#### INFORMATION GIVEN:
-=-=-

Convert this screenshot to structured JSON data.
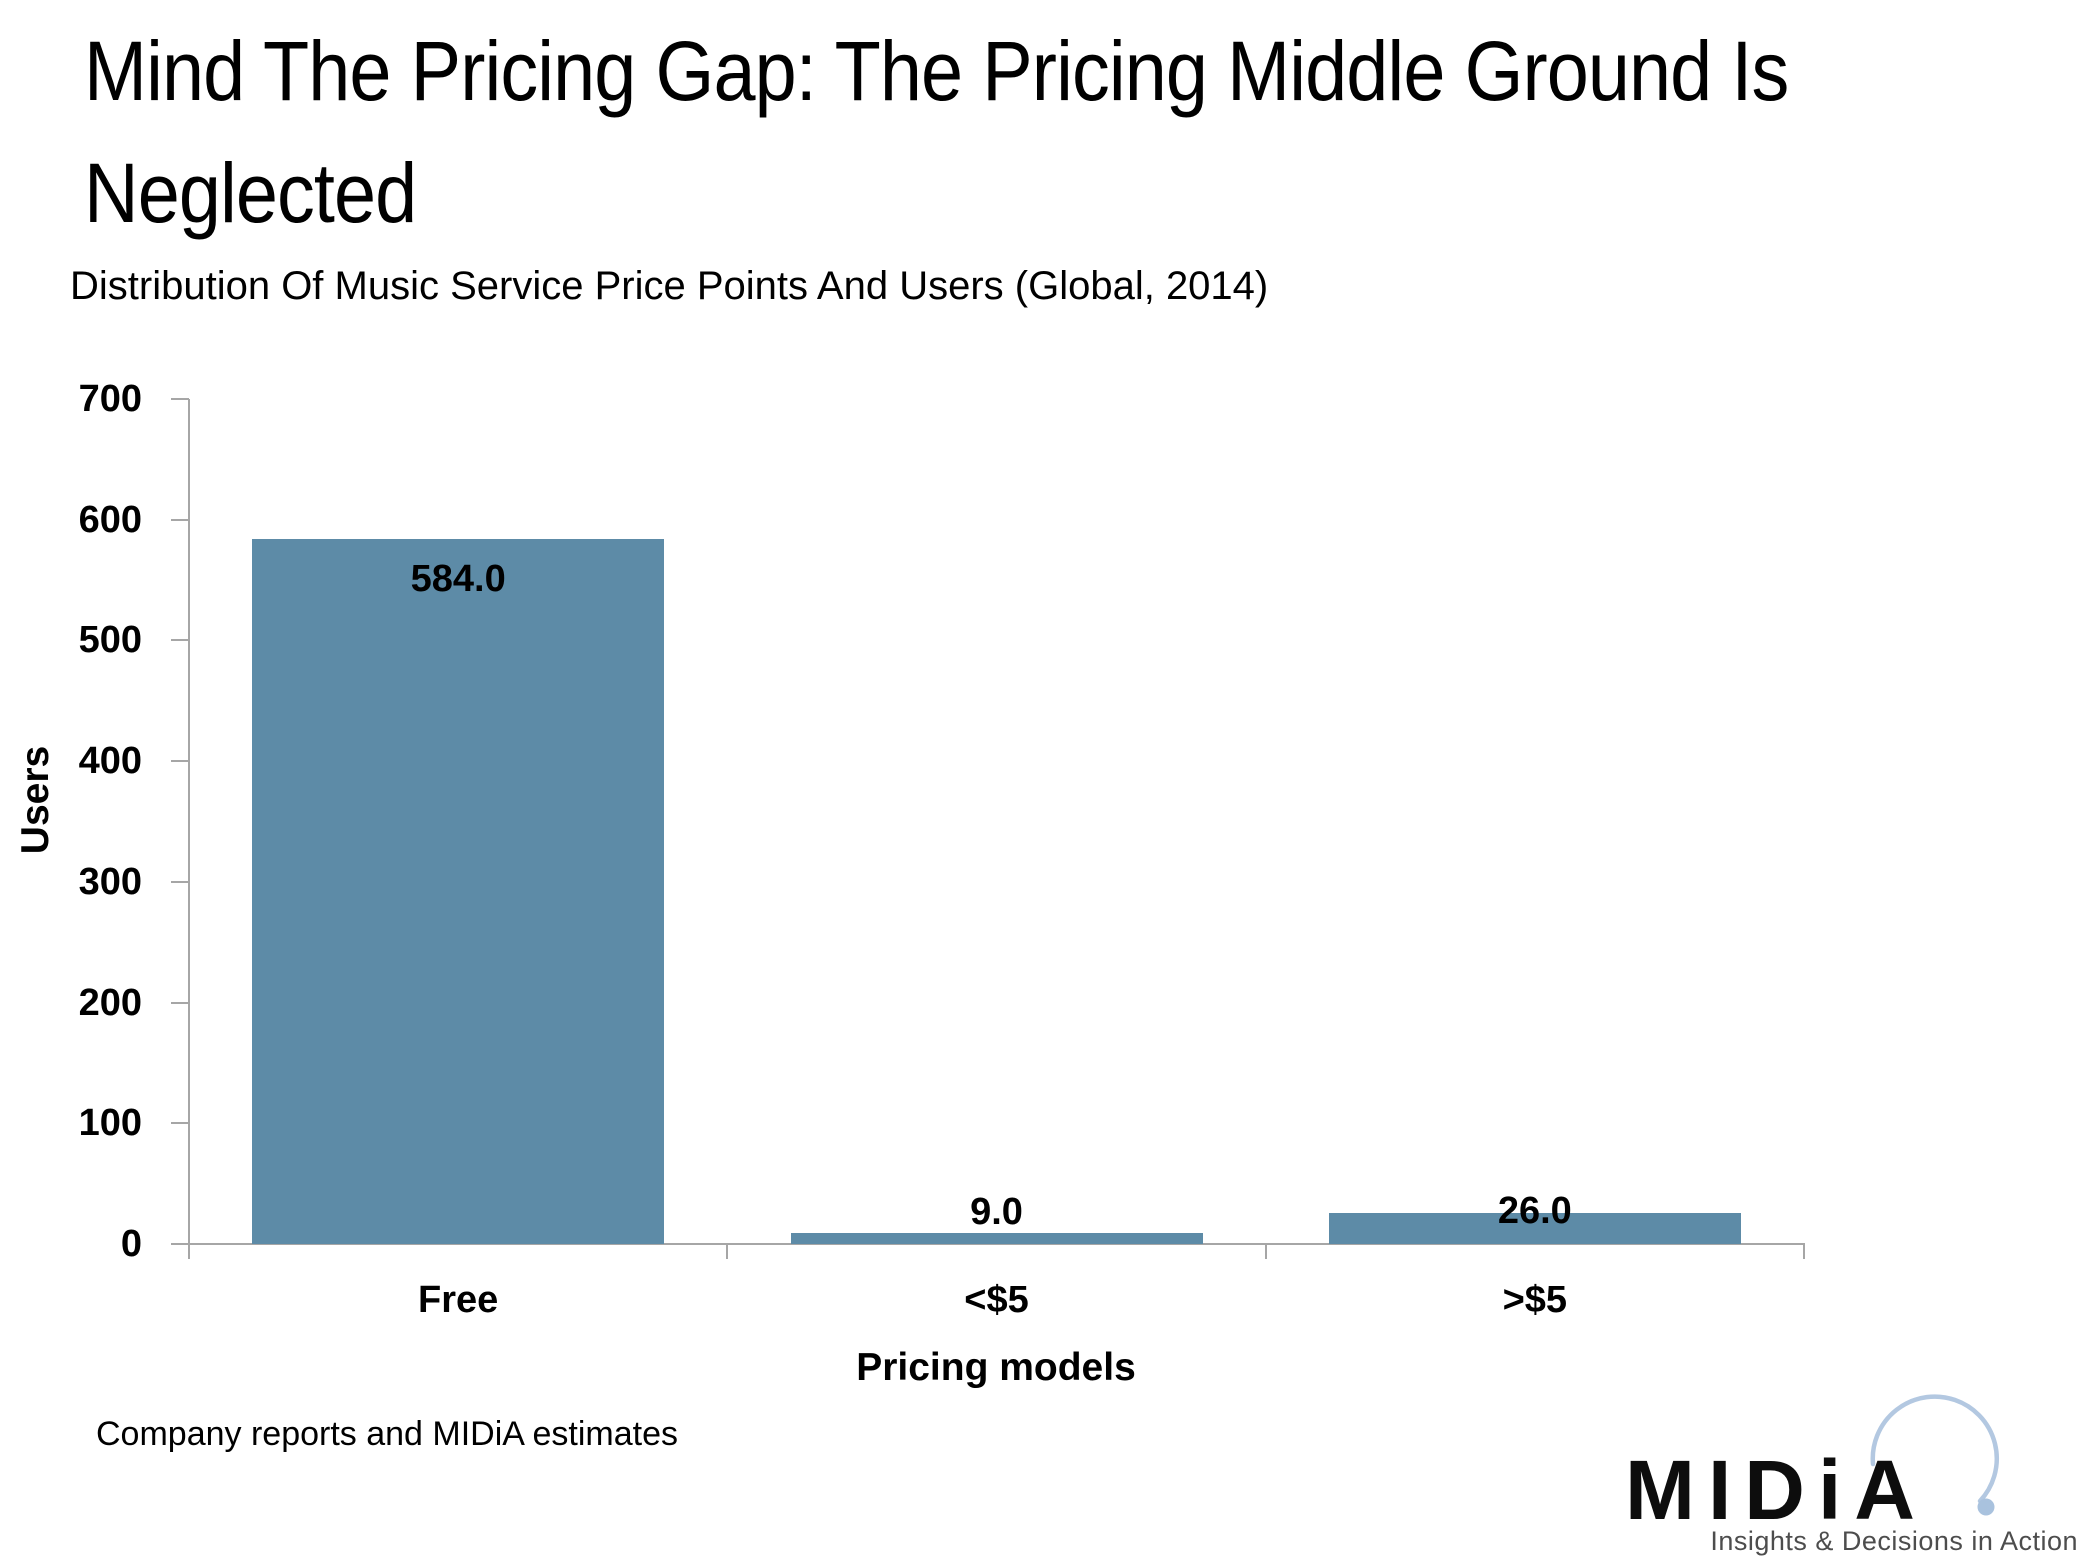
{
  "page": {
    "title": "Mind The Pricing Gap: The Pricing Middle Ground Is\nNeglected",
    "source_note": "Company reports and MIDiA estimates"
  },
  "chart_data": {
    "type": "bar",
    "title": "Distribution Of Music Service Price Points And Users (Global, 2014)",
    "categories": [
      "Free",
      "<$5",
      ">$5"
    ],
    "values": [
      584.0,
      9.0,
      26.0
    ],
    "value_labels": [
      "584.0",
      "9.0",
      "26.0"
    ],
    "xlabel": "Pricing models",
    "ylabel": "Users",
    "ylim": [
      0,
      700
    ],
    "yticks": [
      0,
      100,
      200,
      300,
      400,
      500,
      600,
      700
    ],
    "grid": false,
    "legend": "none",
    "bar_color": "#5d8ba7",
    "axis_color": "#a6a6a6",
    "label_color": "#000000"
  },
  "logo": {
    "brand": "MIDiA",
    "tagline": "Insights & Decisions in Action",
    "arc_color": "#b3c8e1",
    "dot_color": "#a9c2de"
  }
}
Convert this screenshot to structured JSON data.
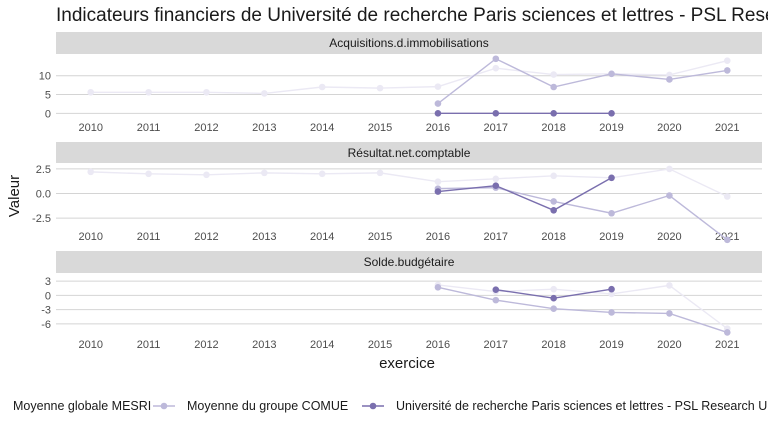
{
  "title": "Indicateurs financiers de Université de recherche Paris sciences et lettres - PSL Research University",
  "chart_data": {
    "type": "line",
    "x_label": "exercice",
    "y_label": "Valeur",
    "x": [
      2010,
      2011,
      2012,
      2013,
      2014,
      2015,
      2016,
      2017,
      2018,
      2019,
      2020,
      2021
    ],
    "legend": {
      "title": "",
      "position": "bottom",
      "entries": [
        "Moyenne globale MESRI",
        "Moyenne du groupe COMUE",
        "Université de recherche Paris sciences et lettres - PSL Research University"
      ]
    },
    "colors": {
      "Moyenne globale MESRI": "#ebe9f4",
      "Moyenne du groupe COMUE": "#bdb9da",
      "Université de recherche Paris sciences et lettres - PSL Research University": "#7a6fae"
    },
    "panels": [
      {
        "strip": "Acquisitions.d.immobilisations",
        "ylim": [
          -1.5,
          15.5
        ],
        "yticks": [
          0,
          5,
          10
        ],
        "ytick_labels": [
          "0",
          "5",
          "10"
        ],
        "series": [
          {
            "name": "Moyenne globale MESRI",
            "values": [
              5.6,
              5.6,
              5.6,
              5.3,
              7.0,
              6.7,
              7.1,
              12.0,
              10.3,
              10.5,
              10.2,
              14.0
            ]
          },
          {
            "name": "Moyenne du groupe COMUE",
            "values": [
              null,
              null,
              null,
              null,
              null,
              null,
              2.6,
              14.5,
              7.0,
              10.5,
              9.0,
              11.4
            ]
          },
          {
            "name": "Université de recherche Paris sciences et lettres - PSL Research University",
            "values": [
              null,
              null,
              null,
              null,
              null,
              null,
              0.0,
              0.0,
              0.0,
              0.0,
              null,
              null
            ]
          }
        ]
      },
      {
        "strip": "Résultat.net.comptable",
        "ylim": [
          -3.6,
          3.0
        ],
        "yticks": [
          2.5,
          0,
          -2.5
        ],
        "ytick_labels": [
          "2.5",
          "0.0",
          "-2.5"
        ],
        "series": [
          {
            "name": "Moyenne globale MESRI",
            "values": [
              2.2,
              2.0,
              1.9,
              2.1,
              2.0,
              2.1,
              1.2,
              1.5,
              1.8,
              1.6,
              2.5,
              -0.3
            ]
          },
          {
            "name": "Moyenne du groupe COMUE",
            "values": [
              null,
              null,
              null,
              null,
              null,
              null,
              0.5,
              0.6,
              -0.8,
              -2.0,
              -0.2,
              -4.7
            ]
          },
          {
            "name": "Université de recherche Paris sciences et lettres - PSL Research University",
            "values": [
              null,
              null,
              null,
              null,
              null,
              null,
              0.2,
              0.8,
              -1.7,
              1.6,
              null,
              null
            ]
          }
        ]
      },
      {
        "strip": "Solde.budgétaire",
        "ylim": [
          -7.5,
          4.5
        ],
        "yticks": [
          3,
          0,
          -3,
          -6
        ],
        "ytick_labels": [
          "3",
          "0",
          "-3",
          "-6"
        ],
        "series": [
          {
            "name": "Moyenne globale MESRI",
            "values": [
              null,
              null,
              null,
              null,
              null,
              null,
              2.2,
              0.8,
              1.3,
              0.3,
              2.1,
              -7.0
            ]
          },
          {
            "name": "Moyenne du groupe COMUE",
            "values": [
              null,
              null,
              null,
              null,
              null,
              null,
              1.7,
              -1.0,
              -2.8,
              -3.6,
              -3.8,
              -7.8
            ]
          },
          {
            "name": "Université de recherche Paris sciences et lettres - PSL Research University",
            "values": [
              null,
              null,
              null,
              null,
              null,
              null,
              null,
              1.2,
              -0.6,
              1.3,
              null,
              null
            ]
          }
        ]
      }
    ]
  }
}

-=-=-

#### REQUEST:
Repeat the material above verbatim, with no pictures in the output.

#### PROBLEM SOLUTION:
Convert this screenshot to structured JSON data.
{
  "page": {
    "title": "Mind The Pricing Gap: The Pricing Middle Ground Is\nNeglected",
    "source_note": "Company reports and MIDiA estimates"
  },
  "chart_data": {
    "type": "bar",
    "title": "Distribution Of Music Service Price Points And Users (Global, 2014)",
    "categories": [
      "Free",
      "<$5",
      ">$5"
    ],
    "values": [
      584.0,
      9.0,
      26.0
    ],
    "value_labels": [
      "584.0",
      "9.0",
      "26.0"
    ],
    "xlabel": "Pricing models",
    "ylabel": "Users",
    "ylim": [
      0,
      700
    ],
    "yticks": [
      0,
      100,
      200,
      300,
      400,
      500,
      600,
      700
    ],
    "grid": false,
    "legend": "none",
    "bar_color": "#5d8ba7",
    "axis_color": "#a6a6a6",
    "label_color": "#000000"
  },
  "logo": {
    "brand": "MIDiA",
    "tagline": "Insights & Decisions in Action",
    "arc_color": "#b3c8e1",
    "dot_color": "#a9c2de"
  }
}
Convert this screenshot to structured JSON data.
{
  "title": "Indicateurs financiers de Université de recherche Paris sciences et lettres - PSL Research University",
  "chart_data": {
    "type": "line",
    "x_label": "exercice",
    "y_label": "Valeur",
    "x": [
      2010,
      2011,
      2012,
      2013,
      2014,
      2015,
      2016,
      2017,
      2018,
      2019,
      2020,
      2021
    ],
    "legend": {
      "title": "",
      "position": "bottom",
      "entries": [
        "Moyenne globale MESRI",
        "Moyenne du groupe COMUE",
        "Université de recherche Paris sciences et lettres - PSL Research University"
      ]
    },
    "colors": {
      "Moyenne globale MESRI": "#ebe9f4",
      "Moyenne du groupe COMUE": "#bdb9da",
      "Université de recherche Paris sciences et lettres - PSL Research University": "#7a6fae"
    },
    "panels": [
      {
        "strip": "Acquisitions.d.immobilisations",
        "ylim": [
          -1.5,
          15.5
        ],
        "yticks": [
          0,
          5,
          10
        ],
        "ytick_labels": [
          "0",
          "5",
          "10"
        ],
        "series": [
          {
            "name": "Moyenne globale MESRI",
            "values": [
              5.6,
              5.6,
              5.6,
              5.3,
              7.0,
              6.7,
              7.1,
              12.0,
              10.3,
              10.5,
              10.2,
              14.0
            ]
          },
          {
            "name": "Moyenne du groupe COMUE",
            "values": [
              null,
              null,
              null,
              null,
              null,
              null,
              2.6,
              14.5,
              7.0,
              10.5,
              9.0,
              11.4
            ]
          },
          {
            "name": "Université de recherche Paris sciences et lettres - PSL Research University",
            "values": [
              null,
              null,
              null,
              null,
              null,
              null,
              0.0,
              0.0,
              0.0,
              0.0,
              null,
              null
            ]
          }
        ]
      },
      {
        "strip": "Résultat.net.comptable",
        "ylim": [
          -3.6,
          3.0
        ],
        "yticks": [
          2.5,
          0,
          -2.5
        ],
        "ytick_labels": [
          "2.5",
          "0.0",
          "-2.5"
        ],
        "series": [
          {
            "name": "Moyenne globale MESRI",
            "values": [
              2.2,
              2.0,
              1.9,
              2.1,
              2.0,
              2.1,
              1.2,
              1.5,
              1.8,
              1.6,
              2.5,
              -0.3
            ]
          },
          {
            "name": "Moyenne du groupe COMUE",
            "values": [
              null,
              null,
              null,
              null,
              null,
              null,
              0.5,
              0.6,
              -0.8,
              -2.0,
              -0.2,
              -4.7
            ]
          },
          {
            "name": "Université de recherche Paris sciences et lettres - PSL Research University",
            "values": [
              null,
              null,
              null,
              null,
              null,
              null,
              0.2,
              0.8,
              -1.7,
              1.6,
              null,
              null
            ]
          }
        ]
      },
      {
        "strip": "Solde.budgétaire",
        "ylim": [
          -7.5,
          4.5
        ],
        "yticks": [
          3,
          0,
          -3,
          -6
        ],
        "ytick_labels": [
          "3",
          "0",
          "-3",
          "-6"
        ],
        "series": [
          {
            "name": "Moyenne globale MESRI",
            "values": [
              null,
              null,
              null,
              null,
              null,
              null,
              2.2,
              0.8,
              1.3,
              0.3,
              2.1,
              -7.0
            ]
          },
          {
            "name": "Moyenne du groupe COMUE",
            "values": [
              null,
              null,
              null,
              null,
              null,
              null,
              1.7,
              -1.0,
              -2.8,
              -3.6,
              -3.8,
              -7.8
            ]
          },
          {
            "name": "Université de recherche Paris sciences et lettres - PSL Research University",
            "values": [
              null,
              null,
              null,
              null,
              null,
              null,
              null,
              1.2,
              -0.6,
              1.3,
              null,
              null
            ]
          }
        ]
      }
    ]
  }
}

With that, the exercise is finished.